> **TASK OBJECTIVE**
Look through the data below. Show each line where the string "name" occurs.

## Start RECORDS TO PROCESS

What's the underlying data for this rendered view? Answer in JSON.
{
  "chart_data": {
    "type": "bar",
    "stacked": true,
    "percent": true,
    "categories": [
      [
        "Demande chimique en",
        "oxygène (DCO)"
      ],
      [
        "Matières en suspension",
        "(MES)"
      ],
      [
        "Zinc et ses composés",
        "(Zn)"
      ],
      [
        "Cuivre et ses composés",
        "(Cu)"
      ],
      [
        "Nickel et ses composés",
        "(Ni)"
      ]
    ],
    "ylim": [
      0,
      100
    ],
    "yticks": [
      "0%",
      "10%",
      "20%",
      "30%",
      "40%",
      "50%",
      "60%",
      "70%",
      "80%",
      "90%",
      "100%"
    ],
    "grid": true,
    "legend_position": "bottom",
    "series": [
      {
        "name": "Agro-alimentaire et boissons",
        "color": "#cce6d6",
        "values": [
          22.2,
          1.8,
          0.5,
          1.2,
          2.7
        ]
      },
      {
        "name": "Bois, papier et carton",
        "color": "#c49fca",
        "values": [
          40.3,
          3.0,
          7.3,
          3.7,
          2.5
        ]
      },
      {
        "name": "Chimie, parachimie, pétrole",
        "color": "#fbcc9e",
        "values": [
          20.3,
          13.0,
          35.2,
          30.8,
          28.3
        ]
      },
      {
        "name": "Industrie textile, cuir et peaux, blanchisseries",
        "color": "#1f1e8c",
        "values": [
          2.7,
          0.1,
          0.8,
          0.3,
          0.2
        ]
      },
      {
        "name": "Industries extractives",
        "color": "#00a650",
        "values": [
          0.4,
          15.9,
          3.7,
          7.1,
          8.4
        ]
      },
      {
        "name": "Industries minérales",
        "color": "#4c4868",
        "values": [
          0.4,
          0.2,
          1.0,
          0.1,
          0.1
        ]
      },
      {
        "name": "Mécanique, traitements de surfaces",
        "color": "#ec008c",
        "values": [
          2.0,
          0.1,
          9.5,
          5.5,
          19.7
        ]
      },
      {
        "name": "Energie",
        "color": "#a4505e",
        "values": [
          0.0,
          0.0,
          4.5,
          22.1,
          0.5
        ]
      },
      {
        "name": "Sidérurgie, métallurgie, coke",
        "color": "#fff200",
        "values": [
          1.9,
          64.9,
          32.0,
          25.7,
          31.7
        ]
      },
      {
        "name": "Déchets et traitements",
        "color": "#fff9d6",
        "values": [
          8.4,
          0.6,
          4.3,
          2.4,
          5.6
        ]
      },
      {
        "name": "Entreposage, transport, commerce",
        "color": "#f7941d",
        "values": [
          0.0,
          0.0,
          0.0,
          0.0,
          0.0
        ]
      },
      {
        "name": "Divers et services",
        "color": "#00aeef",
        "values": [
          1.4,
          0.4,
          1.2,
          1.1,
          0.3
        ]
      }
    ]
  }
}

## End RECORDS TO PROCESS

> **RESULT OF THE TASK**
        "name": "Agro-alimentaire et boissons",
        "name": "Bois, papier et carton",
        "name": "Chimie, parachimie, pétrole",
        "name": "Industrie textile, cuir et peaux, blanchisseries",
        "name": "Industries extractives",
        "name": "Industries minérales",
        "name": "Mécanique, traitements de surfaces",
        "name": "Energie",
        "name": "Sidérurgie, métallurgie, coke",
        "name": "Déchets et traitements",
        "name": "Entreposage, transport, commerce",
        "name": "Divers et services",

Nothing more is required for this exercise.